**Supplied entries**
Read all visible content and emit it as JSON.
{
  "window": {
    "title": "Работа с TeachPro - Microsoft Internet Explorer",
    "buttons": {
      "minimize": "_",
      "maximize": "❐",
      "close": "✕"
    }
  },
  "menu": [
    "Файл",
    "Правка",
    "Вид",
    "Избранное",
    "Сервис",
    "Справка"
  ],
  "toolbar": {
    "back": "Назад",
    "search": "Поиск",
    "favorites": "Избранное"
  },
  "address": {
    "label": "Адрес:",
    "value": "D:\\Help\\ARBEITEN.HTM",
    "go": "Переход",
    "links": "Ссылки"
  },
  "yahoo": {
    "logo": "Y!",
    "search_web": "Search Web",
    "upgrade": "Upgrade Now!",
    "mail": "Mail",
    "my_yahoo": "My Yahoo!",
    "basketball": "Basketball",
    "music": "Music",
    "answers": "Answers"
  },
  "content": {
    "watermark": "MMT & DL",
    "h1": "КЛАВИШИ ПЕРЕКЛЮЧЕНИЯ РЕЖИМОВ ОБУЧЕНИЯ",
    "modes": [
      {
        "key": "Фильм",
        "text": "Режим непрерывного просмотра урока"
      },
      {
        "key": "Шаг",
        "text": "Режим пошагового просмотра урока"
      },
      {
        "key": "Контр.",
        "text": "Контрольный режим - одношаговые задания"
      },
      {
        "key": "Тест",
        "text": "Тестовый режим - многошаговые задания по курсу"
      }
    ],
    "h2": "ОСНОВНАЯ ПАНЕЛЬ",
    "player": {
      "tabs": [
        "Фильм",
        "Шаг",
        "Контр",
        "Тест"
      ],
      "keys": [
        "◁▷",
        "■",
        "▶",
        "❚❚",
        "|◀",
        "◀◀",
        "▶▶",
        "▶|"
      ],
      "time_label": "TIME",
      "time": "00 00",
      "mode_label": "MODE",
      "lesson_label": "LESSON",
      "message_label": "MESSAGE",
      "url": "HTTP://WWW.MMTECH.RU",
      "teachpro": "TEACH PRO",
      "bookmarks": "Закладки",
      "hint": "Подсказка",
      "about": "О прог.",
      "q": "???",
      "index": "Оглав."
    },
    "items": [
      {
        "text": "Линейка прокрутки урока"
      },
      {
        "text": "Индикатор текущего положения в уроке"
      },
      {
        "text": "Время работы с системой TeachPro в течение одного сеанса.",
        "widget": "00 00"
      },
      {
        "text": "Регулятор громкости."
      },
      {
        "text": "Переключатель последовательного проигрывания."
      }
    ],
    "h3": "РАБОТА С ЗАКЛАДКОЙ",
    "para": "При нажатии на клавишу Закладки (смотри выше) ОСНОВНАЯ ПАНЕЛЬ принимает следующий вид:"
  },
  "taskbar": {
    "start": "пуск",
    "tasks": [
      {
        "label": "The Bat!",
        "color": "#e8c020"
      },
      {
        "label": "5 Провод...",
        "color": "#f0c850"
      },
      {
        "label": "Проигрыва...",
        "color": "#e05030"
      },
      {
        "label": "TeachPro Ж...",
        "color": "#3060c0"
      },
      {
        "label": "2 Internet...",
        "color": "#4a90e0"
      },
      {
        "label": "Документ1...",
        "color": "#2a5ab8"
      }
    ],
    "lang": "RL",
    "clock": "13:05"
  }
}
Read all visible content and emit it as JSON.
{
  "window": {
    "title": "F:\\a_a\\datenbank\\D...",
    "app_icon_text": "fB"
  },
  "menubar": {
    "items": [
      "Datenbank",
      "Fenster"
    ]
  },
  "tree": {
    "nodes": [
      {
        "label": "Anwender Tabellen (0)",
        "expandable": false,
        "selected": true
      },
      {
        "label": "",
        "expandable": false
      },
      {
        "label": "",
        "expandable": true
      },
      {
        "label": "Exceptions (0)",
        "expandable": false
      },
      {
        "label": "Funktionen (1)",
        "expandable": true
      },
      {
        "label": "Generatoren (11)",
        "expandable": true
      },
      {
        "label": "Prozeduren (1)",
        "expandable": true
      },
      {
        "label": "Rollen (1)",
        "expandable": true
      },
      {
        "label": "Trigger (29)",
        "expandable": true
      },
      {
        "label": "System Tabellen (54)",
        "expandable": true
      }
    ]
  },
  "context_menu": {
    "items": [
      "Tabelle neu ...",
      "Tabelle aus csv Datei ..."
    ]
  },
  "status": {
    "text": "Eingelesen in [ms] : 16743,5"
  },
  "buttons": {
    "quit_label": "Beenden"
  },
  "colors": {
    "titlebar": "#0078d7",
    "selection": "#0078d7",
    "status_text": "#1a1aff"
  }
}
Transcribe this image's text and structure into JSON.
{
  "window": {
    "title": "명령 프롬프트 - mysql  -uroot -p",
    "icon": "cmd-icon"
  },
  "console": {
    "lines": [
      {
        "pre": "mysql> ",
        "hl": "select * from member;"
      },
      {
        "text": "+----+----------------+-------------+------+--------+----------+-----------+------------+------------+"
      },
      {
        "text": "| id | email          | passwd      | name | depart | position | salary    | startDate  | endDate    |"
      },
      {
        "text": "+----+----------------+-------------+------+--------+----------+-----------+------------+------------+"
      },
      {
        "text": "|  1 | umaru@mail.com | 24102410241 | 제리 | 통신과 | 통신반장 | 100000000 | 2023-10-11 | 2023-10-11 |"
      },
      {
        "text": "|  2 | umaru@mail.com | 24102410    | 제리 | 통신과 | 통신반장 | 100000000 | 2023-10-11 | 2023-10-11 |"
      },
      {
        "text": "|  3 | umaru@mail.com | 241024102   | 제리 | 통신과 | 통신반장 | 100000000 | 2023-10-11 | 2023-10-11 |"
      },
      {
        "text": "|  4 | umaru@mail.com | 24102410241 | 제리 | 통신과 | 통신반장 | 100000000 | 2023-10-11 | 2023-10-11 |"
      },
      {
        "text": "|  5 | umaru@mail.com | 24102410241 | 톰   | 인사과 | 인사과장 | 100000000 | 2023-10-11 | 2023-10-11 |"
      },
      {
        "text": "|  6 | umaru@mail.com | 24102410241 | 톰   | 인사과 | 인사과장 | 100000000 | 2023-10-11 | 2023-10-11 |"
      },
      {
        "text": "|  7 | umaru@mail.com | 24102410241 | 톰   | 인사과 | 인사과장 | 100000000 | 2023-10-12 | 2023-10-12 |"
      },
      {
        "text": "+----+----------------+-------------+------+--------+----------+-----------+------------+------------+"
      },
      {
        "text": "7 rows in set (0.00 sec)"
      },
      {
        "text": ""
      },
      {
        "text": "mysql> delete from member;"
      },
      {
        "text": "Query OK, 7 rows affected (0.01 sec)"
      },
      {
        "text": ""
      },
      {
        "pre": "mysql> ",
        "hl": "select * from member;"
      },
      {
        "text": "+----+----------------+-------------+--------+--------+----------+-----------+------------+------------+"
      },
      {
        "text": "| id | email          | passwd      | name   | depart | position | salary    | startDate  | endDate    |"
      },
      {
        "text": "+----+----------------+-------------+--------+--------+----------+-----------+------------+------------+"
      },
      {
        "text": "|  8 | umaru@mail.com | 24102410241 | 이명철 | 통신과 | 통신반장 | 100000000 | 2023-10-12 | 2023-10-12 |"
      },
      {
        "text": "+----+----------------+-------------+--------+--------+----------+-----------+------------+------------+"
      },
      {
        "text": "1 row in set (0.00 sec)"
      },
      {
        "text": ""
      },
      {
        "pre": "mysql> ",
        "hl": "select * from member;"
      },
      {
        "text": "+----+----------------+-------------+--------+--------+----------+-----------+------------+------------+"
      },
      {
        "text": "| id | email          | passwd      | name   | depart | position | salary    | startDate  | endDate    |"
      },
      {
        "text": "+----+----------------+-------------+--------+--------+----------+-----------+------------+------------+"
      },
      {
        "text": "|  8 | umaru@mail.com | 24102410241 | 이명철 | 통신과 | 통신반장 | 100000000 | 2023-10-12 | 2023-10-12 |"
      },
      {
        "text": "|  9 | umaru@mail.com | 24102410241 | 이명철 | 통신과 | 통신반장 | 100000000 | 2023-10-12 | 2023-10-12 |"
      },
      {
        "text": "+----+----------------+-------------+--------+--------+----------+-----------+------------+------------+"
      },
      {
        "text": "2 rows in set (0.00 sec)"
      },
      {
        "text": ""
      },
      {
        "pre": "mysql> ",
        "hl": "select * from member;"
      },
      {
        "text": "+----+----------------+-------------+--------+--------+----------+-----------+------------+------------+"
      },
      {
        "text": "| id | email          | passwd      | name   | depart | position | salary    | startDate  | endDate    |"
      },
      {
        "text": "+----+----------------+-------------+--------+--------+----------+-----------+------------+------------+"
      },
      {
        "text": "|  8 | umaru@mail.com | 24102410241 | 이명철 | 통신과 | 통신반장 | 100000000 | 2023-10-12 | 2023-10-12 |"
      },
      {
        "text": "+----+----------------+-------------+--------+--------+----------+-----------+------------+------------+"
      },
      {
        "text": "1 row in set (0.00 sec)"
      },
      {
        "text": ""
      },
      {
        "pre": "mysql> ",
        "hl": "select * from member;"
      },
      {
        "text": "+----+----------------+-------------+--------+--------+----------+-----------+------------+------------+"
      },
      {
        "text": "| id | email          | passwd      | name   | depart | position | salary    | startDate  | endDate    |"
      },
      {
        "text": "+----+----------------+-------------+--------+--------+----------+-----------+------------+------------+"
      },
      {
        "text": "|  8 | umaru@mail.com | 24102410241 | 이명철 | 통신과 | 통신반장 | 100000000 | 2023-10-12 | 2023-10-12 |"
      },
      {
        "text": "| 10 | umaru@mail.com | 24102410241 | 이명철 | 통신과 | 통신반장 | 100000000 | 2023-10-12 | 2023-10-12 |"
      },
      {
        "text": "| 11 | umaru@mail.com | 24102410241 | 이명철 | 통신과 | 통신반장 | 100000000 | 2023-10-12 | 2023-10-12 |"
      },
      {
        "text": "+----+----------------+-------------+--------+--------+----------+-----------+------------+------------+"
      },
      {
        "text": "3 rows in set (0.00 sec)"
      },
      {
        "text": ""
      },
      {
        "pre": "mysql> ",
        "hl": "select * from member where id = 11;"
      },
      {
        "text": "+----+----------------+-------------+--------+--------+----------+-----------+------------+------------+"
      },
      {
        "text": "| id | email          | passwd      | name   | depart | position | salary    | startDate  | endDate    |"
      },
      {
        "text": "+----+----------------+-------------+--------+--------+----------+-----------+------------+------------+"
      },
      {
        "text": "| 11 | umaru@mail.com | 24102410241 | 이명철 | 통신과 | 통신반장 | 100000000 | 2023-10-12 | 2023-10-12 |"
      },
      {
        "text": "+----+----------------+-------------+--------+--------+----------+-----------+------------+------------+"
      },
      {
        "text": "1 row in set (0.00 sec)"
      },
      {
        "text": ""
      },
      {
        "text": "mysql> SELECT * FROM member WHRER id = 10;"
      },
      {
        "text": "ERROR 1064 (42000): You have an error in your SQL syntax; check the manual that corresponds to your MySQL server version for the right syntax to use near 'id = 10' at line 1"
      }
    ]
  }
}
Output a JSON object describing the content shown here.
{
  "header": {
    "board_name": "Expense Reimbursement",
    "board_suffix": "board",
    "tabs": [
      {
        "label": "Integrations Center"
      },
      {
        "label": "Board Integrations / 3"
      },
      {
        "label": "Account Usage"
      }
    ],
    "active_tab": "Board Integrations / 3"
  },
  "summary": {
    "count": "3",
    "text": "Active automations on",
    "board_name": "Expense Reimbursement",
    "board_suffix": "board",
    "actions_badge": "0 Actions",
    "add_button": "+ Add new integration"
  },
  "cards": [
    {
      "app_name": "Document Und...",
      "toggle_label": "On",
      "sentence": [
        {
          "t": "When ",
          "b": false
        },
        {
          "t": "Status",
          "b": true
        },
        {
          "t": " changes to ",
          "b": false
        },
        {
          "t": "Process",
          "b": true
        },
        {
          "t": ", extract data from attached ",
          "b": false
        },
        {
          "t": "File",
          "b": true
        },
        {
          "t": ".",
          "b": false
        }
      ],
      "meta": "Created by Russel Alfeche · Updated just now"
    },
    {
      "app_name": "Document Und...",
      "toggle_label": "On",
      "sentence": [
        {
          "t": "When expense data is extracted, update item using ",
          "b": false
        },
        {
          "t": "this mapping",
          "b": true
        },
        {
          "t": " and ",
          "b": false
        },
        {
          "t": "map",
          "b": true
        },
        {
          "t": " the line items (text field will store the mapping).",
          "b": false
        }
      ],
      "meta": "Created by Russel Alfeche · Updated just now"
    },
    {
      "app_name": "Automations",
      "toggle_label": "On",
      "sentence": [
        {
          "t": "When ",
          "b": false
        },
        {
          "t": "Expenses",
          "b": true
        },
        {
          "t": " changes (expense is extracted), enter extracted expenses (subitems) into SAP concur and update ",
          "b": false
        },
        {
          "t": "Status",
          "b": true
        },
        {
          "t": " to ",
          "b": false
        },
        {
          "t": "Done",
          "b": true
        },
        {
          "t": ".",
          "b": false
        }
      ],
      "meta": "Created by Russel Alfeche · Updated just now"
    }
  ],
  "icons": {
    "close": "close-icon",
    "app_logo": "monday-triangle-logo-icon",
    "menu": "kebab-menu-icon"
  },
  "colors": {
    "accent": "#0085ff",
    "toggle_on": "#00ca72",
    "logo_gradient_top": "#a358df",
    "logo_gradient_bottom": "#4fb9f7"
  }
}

**Problem details**
Pick out the lines containing the string "인사과장" and show them.

**Solution to this exercise**
        "text": "|  5 | umaru@mail.com | 24102410241 | 톰   | 인사과 | 인사과장 | 100000000 | 2023-10-11 | 2023-10-11 |"
        "text": "|  6 | umaru@mail.com | 24102410241 | 톰   | 인사과 | 인사과장 | 100000000 | 2023-10-11 | 2023-10-11 |"
        "text": "|  7 | umaru@mail.com | 24102410241 | 톰   | 인사과 | 인사과장 | 100000000 | 2023-10-12 | 2023-10-12 |"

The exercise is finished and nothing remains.